▸ **Stored entries**:
— Start —
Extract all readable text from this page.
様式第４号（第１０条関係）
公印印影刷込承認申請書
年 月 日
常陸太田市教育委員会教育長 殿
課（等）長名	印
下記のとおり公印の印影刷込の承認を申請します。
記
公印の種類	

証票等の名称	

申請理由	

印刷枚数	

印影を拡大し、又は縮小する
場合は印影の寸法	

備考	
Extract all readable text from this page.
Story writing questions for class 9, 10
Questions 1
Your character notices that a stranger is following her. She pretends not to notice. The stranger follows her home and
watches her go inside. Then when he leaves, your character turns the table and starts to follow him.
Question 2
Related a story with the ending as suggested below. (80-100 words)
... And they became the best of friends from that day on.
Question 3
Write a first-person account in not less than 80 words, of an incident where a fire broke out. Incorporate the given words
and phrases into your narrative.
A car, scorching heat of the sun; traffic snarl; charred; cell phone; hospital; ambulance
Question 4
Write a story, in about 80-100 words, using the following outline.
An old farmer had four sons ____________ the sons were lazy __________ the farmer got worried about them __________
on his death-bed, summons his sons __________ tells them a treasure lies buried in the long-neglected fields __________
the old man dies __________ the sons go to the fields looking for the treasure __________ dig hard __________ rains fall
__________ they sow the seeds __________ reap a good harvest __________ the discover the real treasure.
— End —
Using the listing, collect all lines in which the string "that" is found.

Your character notices that a stranger is following her. She pretends not to notice. The stranger follows her home and
... And they became the best of friends from that day on.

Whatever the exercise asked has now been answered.